**Stated problem 1**
In the records, from the first line through the line containing "380, 624, 400]" (both included), change "contemplativo" to "meditativo" wherever it appears, and give those lines back with nothing else altered.

**Text passage**

— START —

If there is an opportunity for your current product development team to be a Security Champion (i.e the person primarily responsible for security in your team and liaison to your security team for issues that you are unsure of), then jump on that if possible. Security Champions are a great way to dip your toes into security without having to go all in and also for your company to build a "bench" of talent. They can use this as a career lattice rather than a strict career ladder in the engineering org. Many companies are embracing this model as they grow because security folks are hard to find, hard to retain, and hard to scale as the engineering team grows.


Don’t. I don’t think anyone should attempt to get into security, or at least work in a security team.

First, in many stages, a company needs to move fast. This is not a cliche, if you do not move fast you die. This is what a start up is about. Even as a small business trying to grow, you might often be in a position where you constantly need new prospects, new cash flows, etc. Security is inherently about moving slow, and about friction. This is why security is badly seen by management, and it is badly seen by developers and site reliability engineers. The less you work, the happier people will be around you.

Because of that, being in a security team is often an unrewarding job where you’re moving against the courant. Your team is often understaffed, because again, you’re not producing clear value, so the overton window is shifting against you. You’re outnumbered after all, so most of what you say is unreasonable, and perhaps you team and you start forming an “us against them” mindset, as other teams are doing the same with you.

The job is also not that interesting to be honest, you spend more time reading docs and attending meetings trying to keep up, as well as trying to create connections, as your job is to cover as much ground as possible as well as creating connections so that you can convince and delegate better.


You should check out the OSWE it’s harder for “security” people but for devs it’s a lot easier. Do that and then get the OSCP. You could also pick up a forensics course or two and network forensics course.

— END —

**Stated problem 2**
According to the passage on security careers, why are many companies adopting the Security Champion model as they grow?

**Material provided**
— START —

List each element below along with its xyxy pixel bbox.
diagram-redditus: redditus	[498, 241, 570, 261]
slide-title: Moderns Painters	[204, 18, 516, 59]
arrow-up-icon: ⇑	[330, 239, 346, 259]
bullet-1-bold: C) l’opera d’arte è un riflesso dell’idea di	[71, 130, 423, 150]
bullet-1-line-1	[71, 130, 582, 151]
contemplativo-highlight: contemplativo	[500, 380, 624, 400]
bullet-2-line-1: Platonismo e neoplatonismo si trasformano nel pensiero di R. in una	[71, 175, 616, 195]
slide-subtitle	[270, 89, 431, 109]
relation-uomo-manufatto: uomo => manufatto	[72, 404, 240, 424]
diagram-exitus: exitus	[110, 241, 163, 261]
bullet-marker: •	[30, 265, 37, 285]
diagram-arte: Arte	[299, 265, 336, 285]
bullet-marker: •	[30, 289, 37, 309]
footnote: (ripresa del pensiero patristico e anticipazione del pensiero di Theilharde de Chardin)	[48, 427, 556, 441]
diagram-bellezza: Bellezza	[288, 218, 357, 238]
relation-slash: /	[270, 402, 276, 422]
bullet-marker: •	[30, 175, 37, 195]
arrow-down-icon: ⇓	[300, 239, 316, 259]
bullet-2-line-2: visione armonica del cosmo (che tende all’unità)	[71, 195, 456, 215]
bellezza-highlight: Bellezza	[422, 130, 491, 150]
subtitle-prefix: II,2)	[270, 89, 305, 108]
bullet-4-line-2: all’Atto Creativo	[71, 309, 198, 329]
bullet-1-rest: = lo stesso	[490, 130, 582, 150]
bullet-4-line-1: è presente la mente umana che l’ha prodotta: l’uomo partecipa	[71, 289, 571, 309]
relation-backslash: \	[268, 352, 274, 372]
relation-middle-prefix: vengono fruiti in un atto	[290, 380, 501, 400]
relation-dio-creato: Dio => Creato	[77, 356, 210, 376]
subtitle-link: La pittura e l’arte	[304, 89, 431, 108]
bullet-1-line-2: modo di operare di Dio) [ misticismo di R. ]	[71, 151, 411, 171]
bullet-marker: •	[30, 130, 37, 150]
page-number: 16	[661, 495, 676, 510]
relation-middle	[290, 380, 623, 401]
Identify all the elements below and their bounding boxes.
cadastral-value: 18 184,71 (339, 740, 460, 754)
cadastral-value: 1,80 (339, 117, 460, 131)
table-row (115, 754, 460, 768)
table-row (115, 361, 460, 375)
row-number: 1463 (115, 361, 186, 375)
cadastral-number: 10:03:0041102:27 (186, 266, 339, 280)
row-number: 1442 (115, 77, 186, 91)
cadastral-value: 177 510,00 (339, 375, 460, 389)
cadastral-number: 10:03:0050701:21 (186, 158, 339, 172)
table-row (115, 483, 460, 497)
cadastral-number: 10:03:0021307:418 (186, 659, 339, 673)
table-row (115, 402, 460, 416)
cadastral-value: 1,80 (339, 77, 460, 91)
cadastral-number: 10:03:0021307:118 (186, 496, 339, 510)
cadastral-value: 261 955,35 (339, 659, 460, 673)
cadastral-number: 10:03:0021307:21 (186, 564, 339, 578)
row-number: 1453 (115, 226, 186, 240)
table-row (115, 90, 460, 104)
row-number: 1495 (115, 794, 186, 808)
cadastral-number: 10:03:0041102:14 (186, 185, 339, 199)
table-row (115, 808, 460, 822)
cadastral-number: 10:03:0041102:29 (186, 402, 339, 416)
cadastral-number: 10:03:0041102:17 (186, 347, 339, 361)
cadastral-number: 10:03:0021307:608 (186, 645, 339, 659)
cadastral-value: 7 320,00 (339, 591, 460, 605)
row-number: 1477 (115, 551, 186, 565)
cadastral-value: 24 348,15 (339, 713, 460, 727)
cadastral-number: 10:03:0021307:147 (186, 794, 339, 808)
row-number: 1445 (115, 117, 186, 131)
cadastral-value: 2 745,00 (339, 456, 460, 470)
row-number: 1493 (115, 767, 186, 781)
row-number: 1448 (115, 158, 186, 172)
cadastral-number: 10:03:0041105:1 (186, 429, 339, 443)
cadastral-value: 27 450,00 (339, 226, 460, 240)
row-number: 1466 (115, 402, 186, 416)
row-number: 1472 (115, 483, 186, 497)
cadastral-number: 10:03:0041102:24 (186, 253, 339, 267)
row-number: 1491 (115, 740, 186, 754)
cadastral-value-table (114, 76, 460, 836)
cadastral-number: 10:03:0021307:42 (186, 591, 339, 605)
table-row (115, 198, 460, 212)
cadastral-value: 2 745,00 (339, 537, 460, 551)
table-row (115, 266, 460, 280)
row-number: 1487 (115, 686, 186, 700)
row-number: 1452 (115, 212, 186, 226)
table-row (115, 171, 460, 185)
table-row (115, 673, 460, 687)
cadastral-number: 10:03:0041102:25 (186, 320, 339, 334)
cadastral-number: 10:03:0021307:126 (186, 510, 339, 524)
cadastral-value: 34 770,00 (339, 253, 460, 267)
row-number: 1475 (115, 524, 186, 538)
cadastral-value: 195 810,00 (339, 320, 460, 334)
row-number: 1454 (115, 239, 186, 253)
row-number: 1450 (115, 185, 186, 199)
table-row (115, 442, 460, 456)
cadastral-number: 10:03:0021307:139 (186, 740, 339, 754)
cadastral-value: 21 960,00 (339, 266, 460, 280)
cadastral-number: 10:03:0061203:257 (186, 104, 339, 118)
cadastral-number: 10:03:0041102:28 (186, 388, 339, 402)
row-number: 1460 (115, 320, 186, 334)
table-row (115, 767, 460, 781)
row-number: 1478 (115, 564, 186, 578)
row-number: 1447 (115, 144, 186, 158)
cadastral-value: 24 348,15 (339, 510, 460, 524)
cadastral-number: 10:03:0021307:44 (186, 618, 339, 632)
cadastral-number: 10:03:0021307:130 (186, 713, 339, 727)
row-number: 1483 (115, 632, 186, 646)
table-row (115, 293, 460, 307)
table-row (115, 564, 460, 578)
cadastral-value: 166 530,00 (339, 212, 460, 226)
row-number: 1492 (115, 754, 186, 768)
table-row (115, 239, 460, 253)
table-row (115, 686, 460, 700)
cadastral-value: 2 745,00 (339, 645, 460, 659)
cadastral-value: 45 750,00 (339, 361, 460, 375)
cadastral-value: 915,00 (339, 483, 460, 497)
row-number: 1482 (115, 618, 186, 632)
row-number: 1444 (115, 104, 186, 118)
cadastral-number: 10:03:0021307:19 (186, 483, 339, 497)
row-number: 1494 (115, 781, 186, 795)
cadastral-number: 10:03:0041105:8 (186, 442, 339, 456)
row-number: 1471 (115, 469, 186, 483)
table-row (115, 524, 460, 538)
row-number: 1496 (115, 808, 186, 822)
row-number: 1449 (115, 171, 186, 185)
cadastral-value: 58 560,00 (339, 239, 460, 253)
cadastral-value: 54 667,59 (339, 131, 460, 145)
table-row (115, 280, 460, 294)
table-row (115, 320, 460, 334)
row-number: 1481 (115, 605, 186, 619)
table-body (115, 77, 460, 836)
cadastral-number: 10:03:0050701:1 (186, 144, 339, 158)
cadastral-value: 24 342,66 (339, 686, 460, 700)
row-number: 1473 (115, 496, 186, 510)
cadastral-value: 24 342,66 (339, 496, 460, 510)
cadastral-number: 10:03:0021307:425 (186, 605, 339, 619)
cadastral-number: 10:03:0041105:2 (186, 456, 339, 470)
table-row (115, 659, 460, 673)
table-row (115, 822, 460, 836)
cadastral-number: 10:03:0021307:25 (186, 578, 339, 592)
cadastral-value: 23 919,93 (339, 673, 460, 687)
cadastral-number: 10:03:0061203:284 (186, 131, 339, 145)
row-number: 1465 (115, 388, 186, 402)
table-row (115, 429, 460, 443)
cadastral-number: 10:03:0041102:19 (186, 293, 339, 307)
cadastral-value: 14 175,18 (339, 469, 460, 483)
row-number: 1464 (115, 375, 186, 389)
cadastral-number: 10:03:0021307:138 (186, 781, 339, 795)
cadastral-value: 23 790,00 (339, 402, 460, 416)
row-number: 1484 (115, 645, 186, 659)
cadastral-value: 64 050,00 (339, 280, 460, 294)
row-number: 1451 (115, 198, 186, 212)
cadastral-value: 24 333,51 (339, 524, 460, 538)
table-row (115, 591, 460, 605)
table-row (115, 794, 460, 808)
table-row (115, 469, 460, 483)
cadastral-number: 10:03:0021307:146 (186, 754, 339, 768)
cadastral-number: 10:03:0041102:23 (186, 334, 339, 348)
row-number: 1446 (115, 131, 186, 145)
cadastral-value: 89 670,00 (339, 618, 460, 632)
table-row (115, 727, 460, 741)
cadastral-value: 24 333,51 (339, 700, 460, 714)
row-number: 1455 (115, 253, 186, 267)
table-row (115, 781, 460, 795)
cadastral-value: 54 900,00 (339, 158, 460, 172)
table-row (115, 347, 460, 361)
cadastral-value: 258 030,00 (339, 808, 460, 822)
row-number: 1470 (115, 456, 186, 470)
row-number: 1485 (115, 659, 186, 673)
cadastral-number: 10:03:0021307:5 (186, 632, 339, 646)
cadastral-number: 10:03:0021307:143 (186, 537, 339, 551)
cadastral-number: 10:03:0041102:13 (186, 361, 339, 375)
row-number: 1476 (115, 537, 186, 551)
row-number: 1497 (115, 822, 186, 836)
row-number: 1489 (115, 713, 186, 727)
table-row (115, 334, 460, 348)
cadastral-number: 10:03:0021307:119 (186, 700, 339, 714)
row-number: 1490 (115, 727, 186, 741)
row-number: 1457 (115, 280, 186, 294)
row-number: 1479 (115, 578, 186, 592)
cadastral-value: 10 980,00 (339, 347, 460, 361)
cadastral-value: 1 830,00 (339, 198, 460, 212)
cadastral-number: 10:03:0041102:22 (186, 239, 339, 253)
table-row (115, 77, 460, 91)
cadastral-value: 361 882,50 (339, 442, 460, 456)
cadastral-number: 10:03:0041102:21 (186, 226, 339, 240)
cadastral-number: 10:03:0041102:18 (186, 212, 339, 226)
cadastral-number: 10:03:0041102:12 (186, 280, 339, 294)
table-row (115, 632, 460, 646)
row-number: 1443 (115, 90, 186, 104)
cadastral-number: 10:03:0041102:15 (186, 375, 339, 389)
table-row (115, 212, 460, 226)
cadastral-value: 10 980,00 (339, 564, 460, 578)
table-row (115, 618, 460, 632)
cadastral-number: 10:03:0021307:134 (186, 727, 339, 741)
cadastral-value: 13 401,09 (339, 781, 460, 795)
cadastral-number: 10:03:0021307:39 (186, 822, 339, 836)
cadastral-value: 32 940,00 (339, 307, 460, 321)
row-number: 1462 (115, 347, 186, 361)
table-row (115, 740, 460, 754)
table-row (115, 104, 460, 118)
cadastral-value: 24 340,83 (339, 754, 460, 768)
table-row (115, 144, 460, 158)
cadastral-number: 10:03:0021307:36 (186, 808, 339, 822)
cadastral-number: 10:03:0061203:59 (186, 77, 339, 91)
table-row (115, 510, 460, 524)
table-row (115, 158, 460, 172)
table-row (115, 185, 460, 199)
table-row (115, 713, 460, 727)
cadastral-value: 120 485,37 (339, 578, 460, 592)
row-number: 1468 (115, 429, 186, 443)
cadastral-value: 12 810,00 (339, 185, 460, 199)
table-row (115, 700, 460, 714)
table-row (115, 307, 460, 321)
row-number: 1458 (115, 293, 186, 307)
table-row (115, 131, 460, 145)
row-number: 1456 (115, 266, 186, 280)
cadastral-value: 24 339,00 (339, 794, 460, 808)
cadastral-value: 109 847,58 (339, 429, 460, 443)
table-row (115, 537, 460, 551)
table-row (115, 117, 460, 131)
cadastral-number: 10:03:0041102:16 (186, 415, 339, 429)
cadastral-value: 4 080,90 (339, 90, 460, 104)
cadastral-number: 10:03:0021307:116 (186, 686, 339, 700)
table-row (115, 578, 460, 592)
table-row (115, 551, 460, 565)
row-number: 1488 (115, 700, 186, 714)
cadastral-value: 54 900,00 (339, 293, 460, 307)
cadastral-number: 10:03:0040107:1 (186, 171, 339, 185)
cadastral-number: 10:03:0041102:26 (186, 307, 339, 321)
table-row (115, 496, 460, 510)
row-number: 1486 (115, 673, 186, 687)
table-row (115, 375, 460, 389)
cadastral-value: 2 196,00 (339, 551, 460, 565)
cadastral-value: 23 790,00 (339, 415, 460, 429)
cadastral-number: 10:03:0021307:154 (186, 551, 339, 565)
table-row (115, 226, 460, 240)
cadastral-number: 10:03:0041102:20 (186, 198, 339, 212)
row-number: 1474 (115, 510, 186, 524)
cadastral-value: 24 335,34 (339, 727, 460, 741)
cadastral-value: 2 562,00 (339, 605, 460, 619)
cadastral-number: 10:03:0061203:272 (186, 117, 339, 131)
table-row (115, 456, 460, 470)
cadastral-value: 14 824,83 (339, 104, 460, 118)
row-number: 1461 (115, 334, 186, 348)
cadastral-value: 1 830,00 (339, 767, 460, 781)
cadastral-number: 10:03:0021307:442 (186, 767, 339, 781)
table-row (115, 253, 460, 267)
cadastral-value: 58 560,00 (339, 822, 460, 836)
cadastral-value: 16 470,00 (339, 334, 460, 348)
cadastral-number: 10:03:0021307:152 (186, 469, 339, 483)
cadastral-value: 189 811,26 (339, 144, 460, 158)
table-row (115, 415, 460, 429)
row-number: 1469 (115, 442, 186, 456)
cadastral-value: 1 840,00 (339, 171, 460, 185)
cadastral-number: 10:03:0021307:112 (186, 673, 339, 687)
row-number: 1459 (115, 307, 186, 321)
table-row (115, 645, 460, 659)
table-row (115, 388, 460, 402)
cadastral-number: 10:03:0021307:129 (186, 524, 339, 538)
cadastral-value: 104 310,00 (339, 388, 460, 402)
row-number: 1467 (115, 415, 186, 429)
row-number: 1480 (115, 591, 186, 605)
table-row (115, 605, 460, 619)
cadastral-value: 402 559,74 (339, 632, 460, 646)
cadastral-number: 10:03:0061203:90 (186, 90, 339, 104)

— END —

**Complete response 1**
List each element below along with its xyxy pixel bbox.
diagram-redditus: redditus	[498, 241, 570, 261]
slide-title: Moderns Painters	[204, 18, 516, 59]
arrow-up-icon: ⇑	[330, 239, 346, 259]
bullet-1-bold: C) l’opera d’arte è un riflesso dell’idea di	[71, 130, 423, 150]
bullet-1-line-1	[71, 130, 582, 151]
meditativo-highlight: meditativo	[500, 380, 624, 400]

**Complete response 2**
Security folks are hard to find, hard to retain, and hard to scale as the engineering team grows.